• TEKS BACAAN:
======

Minggu, 01 Maret 2015

Teori Konflik

Sebelum membahas lebih lanjut mengenai “Teori Konflik” maka perlu dipahami pengertian dasarnya untuk mempermudah interpretasi dan pemaknaannya atas fenomena yang terjadi dalam hukum dan masyaralat. Teori merupakan hasil pemikiran ahli yang berlatarbelakang dari keadaan yang dialaminya sendiri atau fenomena dalam masyarakat yang dipahami secara mendalam hingga membentuk dalam sebuah analisis dengan bantuan pengetahuan yang dimiliki. Sedangkan konflik adalah percekcokan, perselisihan, dan pertentangan. Konflik juga merupakan ketegangan atau pertentangan di dalam cerita rekaan atau drama antara dua kekuatan, pertentangan dalam diri satu tokoh, dan/atau pertentangan antara dua tokoh. Konflik itu sendiri bisa dibagi dalam tiga bagian yaitu :
  • Konflik batin
Konflik yg disebabkan oleh adanya dua gagasan atau lebih atau keinginan yg saling bertentangan untuk menguasai diri sehingga mempengaruhi tingkah laku
  • Konflik kebudayaan 
Persaingan antara dua masyarakat sosial yg mempunyai kebudayaan hampir sama;
  • Konflik sosial
Pertentangan antaranggota masyarakat yg bersifat menyeluruh dl kehidupan
Itulah penggalam makna dari teori dan konflik. Teori konflik lahir melalui upaya pemahaman masyarakat atas femonana yang berkembang di masyarakat. Hidup dalam perbedaan, masyarakat tidak menutup diri atas pengaruh eksternal yang mempengaruhi internal hidupnya. Karena setiap perbedaan pemahaman, perbedaan kekuasaan, tujuan hidup dan latar belakang serta suku, agama, ras maupun segala perbedaan lainnya dapat membangkitkan konflik di masyarakat. Perbedaan tersebut tidak bisa dihindari dan alangkah sebaiknya dijadikan alat pemersatu. Kelompok kepentingan yang berbeda dalam sistem sosial akan saling mengajar tujuan yang berbeda dan saling bertanding. Kompetisi sosial ini akan selalu hidup masyarakat demi pemenuhan setiap kebutuhan hidupnya. Sebagaimanan diungkapkan oleh Lock Wood, yaitu kekuatan-kekuatan yang saling berlomba dalam mengejar kepentingannya akan melahirkan mekanisme ketidakteraturan sosial atau social disorder.
Pada prinsipnya yang masih terbiaskan bahwa masyarakat adalah kekuatan kelompok atau kelas yang dominan. Atas sifat dominannya tersebut maka kebiasan dalam masyarakat menjadi dihormati dan harus dijalankan yang apabila ada yang melanggar nilai-nilai kebersamaan tersebut akan dikenakan sanksi sosial. Norma adalah nilai yang tidak bisa dilepaskan dari masyarakat sebab dianggap sebagai suatu ikatan pemersatu. Namun disisi lain akan menjadi sumber atau pemicu konflik. Pernyataan tersebut bisa dilontarkan demikian karena justru kebiasaan masyarakat merupakan yang diciptaan dari kelompok atau kelas dominan memaksakan berlaku nilai-nilai tersebut.

======

Menurut teks tentang teori konflik di atas, mengapa norma yang dianggap sebagai ikatan pemersatu masyarakat juga dapat menjadi pemicu konflik? Jelaskan dalam satu sampai tiga kalimat.

• BAGIAN DATA:
======

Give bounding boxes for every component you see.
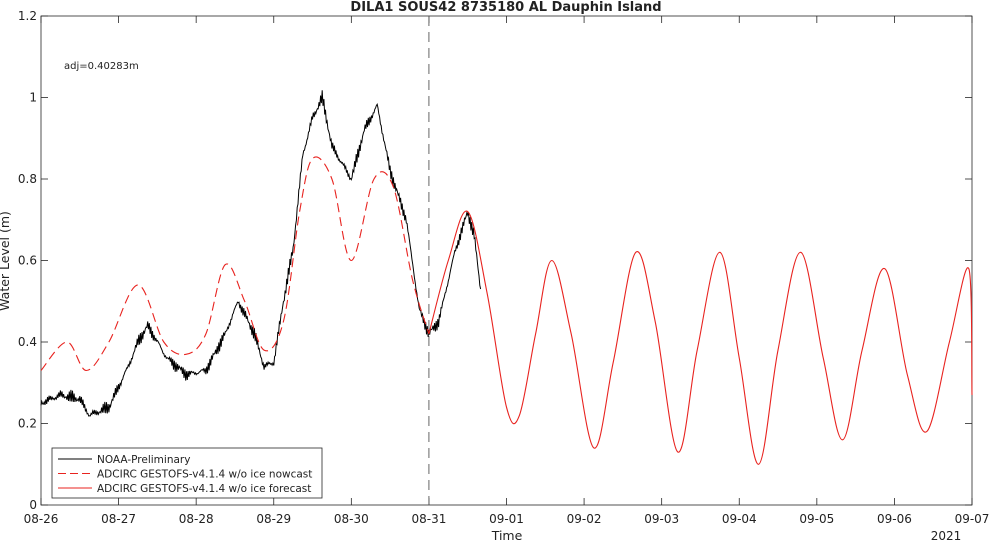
x-tick-label: 09-07 <box>955 512 989 526</box>
axes-layer: 0 0.2 0.4 0.6 0.8 1 1.2 08-26 08-27 08-28 08-29 08-… <box>18 9 989 526</box>
x-axis-label: Time <box>491 528 523 541</box>
legend-label: ADCIRC GESTOFS-v4.1.4 w/o ice forecast <box>97 483 311 495</box>
x-tick-label: 08-28 <box>179 512 214 526</box>
series-line-2 <box>40 156 430 372</box>
legend-label: ADCIRC GESTOFS-v4.1.4 w/o ice nowcast <box>97 469 312 481</box>
y-tick-label: 0.6 <box>18 254 37 268</box>
x-tick-label: 08-26 <box>24 512 59 526</box>
y-tick-label: 1 <box>29 91 37 105</box>
y-axis-label: Water Level (m) <box>0 211 12 311</box>
y-tick-label: 0.8 <box>18 172 37 186</box>
legend-box <box>51 447 323 499</box>
x-tick-label: 08-29 <box>256 512 291 526</box>
x-tick-label: 09-03 <box>644 512 679 526</box>
x-tick-label: 08-30 <box>334 512 369 526</box>
series-line-1 <box>40 90 482 417</box>
chart-title: DILA1 SOUS42 8735180 AL Dauphin Island <box>350 0 661 15</box>
x-tick-label: 09-01 <box>489 512 524 526</box>
x-tick-label: 09-06 <box>877 512 912 526</box>
y-tick-label: 1.2 <box>18 9 37 23</box>
series-layer <box>40 90 973 465</box>
x-tick-label: 08-31 <box>411 512 446 526</box>
legend-label: NOAA-Preliminary <box>97 454 190 466</box>
y-tick-label: 0.2 <box>18 417 37 431</box>
x-tick-label: 08-27 <box>101 512 136 526</box>
x-tick-label: 09-04 <box>722 512 757 526</box>
x-tick-label: 09-05 <box>799 512 834 526</box>
x-tick-label: 09-02 <box>567 512 602 526</box>
series-line-3 <box>428 210 973 465</box>
adjustment-annotation: adj=0.40283m <box>64 61 139 72</box>
y-tick-label: 0.4 <box>18 335 37 349</box>
year-label: 2021 <box>931 529 962 541</box>
y-tick-label: 0 <box>29 498 37 512</box>
legend: NOAA-Preliminary ADCIRC GESTOFS-v4.1.4 w/… <box>51 447 323 499</box>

======

• JAWABAN TUGAS: Norma dapat menjadi pemicu konflik karena kebiasaan masyarakat sebenarnya diciptakan oleh kelompok atau kelas dominan yang memaksakan berlakunya nilai-nilai tersebut. Karena sifat dominan itu, kebiasaan tersebut harus dihormati dan dijalankan, dan siapa pun yang melanggarnya dikenai sanksi sosial.